_GOAL OF THE EXERCISE_: Establish how many lines in the material include the string "label" and report it as a lone number.
--- EXERCISE MATERIAL ---
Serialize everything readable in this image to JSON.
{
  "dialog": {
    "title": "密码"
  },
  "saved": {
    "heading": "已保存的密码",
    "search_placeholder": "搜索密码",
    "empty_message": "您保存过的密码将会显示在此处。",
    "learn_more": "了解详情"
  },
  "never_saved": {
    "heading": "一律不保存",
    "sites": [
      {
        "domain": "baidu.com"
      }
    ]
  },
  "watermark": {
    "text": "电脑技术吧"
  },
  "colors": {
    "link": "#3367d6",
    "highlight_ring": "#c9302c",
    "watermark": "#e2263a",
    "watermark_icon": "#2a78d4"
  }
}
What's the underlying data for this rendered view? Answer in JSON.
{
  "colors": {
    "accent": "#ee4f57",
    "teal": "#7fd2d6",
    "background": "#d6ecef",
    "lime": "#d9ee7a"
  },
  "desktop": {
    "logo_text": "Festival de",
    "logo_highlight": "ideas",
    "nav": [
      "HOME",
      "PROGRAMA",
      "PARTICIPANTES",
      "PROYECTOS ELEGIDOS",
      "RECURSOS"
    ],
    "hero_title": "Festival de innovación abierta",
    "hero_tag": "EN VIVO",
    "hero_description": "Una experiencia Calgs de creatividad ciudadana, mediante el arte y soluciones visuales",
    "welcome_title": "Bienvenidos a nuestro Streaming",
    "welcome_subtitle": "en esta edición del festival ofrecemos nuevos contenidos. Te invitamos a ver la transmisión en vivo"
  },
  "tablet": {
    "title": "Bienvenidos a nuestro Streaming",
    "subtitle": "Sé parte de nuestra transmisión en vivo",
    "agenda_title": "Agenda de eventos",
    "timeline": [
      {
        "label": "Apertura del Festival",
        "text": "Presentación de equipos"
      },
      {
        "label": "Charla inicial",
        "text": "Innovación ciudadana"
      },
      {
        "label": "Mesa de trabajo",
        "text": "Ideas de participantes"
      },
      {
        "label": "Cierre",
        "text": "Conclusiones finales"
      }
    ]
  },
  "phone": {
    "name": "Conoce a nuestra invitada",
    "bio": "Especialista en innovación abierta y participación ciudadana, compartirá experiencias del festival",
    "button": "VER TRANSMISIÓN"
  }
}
---
_FULL ANSWER_: 4